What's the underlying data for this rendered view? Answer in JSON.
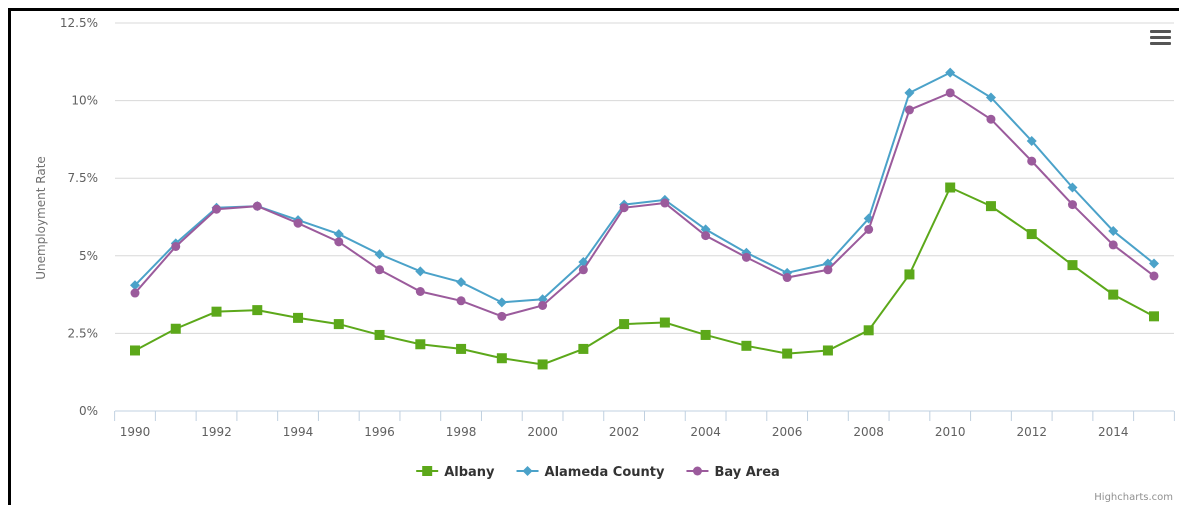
{
  "chart_data": {
    "type": "line",
    "title": "",
    "xlabel": "",
    "ylabel": "Unemployment Rate",
    "ylim": [
      0,
      12.5
    ],
    "yticks": [
      "0%",
      "2.5%",
      "5%",
      "7.5%",
      "10%",
      "12.5%"
    ],
    "xticks": [
      "1990",
      "1992",
      "1994",
      "1996",
      "1998",
      "2000",
      "2002",
      "2004",
      "2006",
      "2008",
      "2010",
      "2012",
      "2014"
    ],
    "x": [
      1990,
      1991,
      1992,
      1993,
      1994,
      1995,
      1996,
      1997,
      1998,
      1999,
      2000,
      2001,
      2002,
      2003,
      2004,
      2005,
      2006,
      2007,
      2008,
      2009,
      2010,
      2011,
      2012,
      2013,
      2014,
      2015
    ],
    "grid": true,
    "legend_position": "bottom-center",
    "series": [
      {
        "name": "Albany",
        "color": "#5ca81a",
        "marker": "square",
        "values": [
          1.95,
          2.65,
          3.2,
          3.25,
          3.0,
          2.8,
          2.45,
          2.15,
          2.0,
          1.7,
          1.5,
          2.0,
          2.8,
          2.85,
          2.45,
          2.1,
          1.85,
          1.95,
          2.6,
          4.4,
          7.2,
          6.6,
          5.7,
          4.7,
          3.75,
          3.05
        ]
      },
      {
        "name": "Alameda County",
        "color": "#4ba2c9",
        "marker": "diamond",
        "values": [
          4.05,
          5.4,
          6.55,
          6.6,
          6.15,
          5.7,
          5.05,
          4.5,
          4.15,
          3.5,
          3.6,
          4.8,
          6.65,
          6.8,
          5.85,
          5.1,
          4.45,
          4.75,
          6.2,
          10.25,
          10.9,
          10.1,
          8.7,
          7.2,
          5.8,
          4.75
        ]
      },
      {
        "name": "Bay Area",
        "color": "#9b5b9c",
        "marker": "circle",
        "values": [
          3.8,
          5.3,
          6.5,
          6.6,
          6.05,
          5.45,
          4.55,
          3.85,
          3.55,
          3.05,
          3.4,
          4.55,
          6.55,
          6.7,
          5.65,
          4.95,
          4.3,
          4.55,
          5.85,
          9.7,
          10.25,
          9.4,
          8.05,
          6.65,
          5.35,
          4.35
        ]
      }
    ]
  },
  "credits": "Highcharts.com",
  "menu_icon": "hamburger-menu-icon"
}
- - -
Exactly reproduce each record, leaving out any pictures.

What's the underlying data for this rendered view? Answer in JSON.
{
  "chart_data": {
    "type": "line",
    "title": "",
    "xlabel": "",
    "ylabel": "Unemployment Rate",
    "ylim": [
      0,
      12.5
    ],
    "yticks": [
      "0%",
      "2.5%",
      "5%",
      "7.5%",
      "10%",
      "12.5%"
    ],
    "xticks": [
      "1990",
      "1992",
      "1994",
      "1996",
      "1998",
      "2000",
      "2002",
      "2004",
      "2006",
      "2008",
      "2010",
      "2012",
      "2014"
    ],
    "x": [
      1990,
      1991,
      1992,
      1993,
      1994,
      1995,
      1996,
      1997,
      1998,
      1999,
      2000,
      2001,
      2002,
      2003,
      2004,
      2005,
      2006,
      2007,
      2008,
      2009,
      2010,
      2011,
      2012,
      2013,
      2014,
      2015
    ],
    "grid": true,
    "legend_position": "bottom-center",
    "series": [
      {
        "name": "Albany",
        "color": "#5ca81a",
        "marker": "square",
        "values": [
          1.95,
          2.65,
          3.2,
          3.25,
          3.0,
          2.8,
          2.45,
          2.15,
          2.0,
          1.7,
          1.5,
          2.0,
          2.8,
          2.85,
          2.45,
          2.1,
          1.85,
          1.95,
          2.6,
          4.4,
          7.2,
          6.6,
          5.7,
          4.7,
          3.75,
          3.05
        ]
      },
      {
        "name": "Alameda County",
        "color": "#4ba2c9",
        "marker": "diamond",
        "values": [
          4.05,
          5.4,
          6.55,
          6.6,
          6.15,
          5.7,
          5.05,
          4.5,
          4.15,
          3.5,
          3.6,
          4.8,
          6.65,
          6.8,
          5.85,
          5.1,
          4.45,
          4.75,
          6.2,
          10.25,
          10.9,
          10.1,
          8.7,
          7.2,
          5.8,
          4.75
        ]
      },
      {
        "name": "Bay Area",
        "color": "#9b5b9c",
        "marker": "circle",
        "values": [
          3.8,
          5.3,
          6.5,
          6.6,
          6.05,
          5.45,
          4.55,
          3.85,
          3.55,
          3.05,
          3.4,
          4.55,
          6.55,
          6.7,
          5.65,
          4.95,
          4.3,
          4.55,
          5.85,
          9.7,
          10.25,
          9.4,
          8.05,
          6.65,
          5.35,
          4.35
        ]
      }
    ]
  },
  "credits": "Highcharts.com",
  "menu_icon": "hamburger-menu-icon"
}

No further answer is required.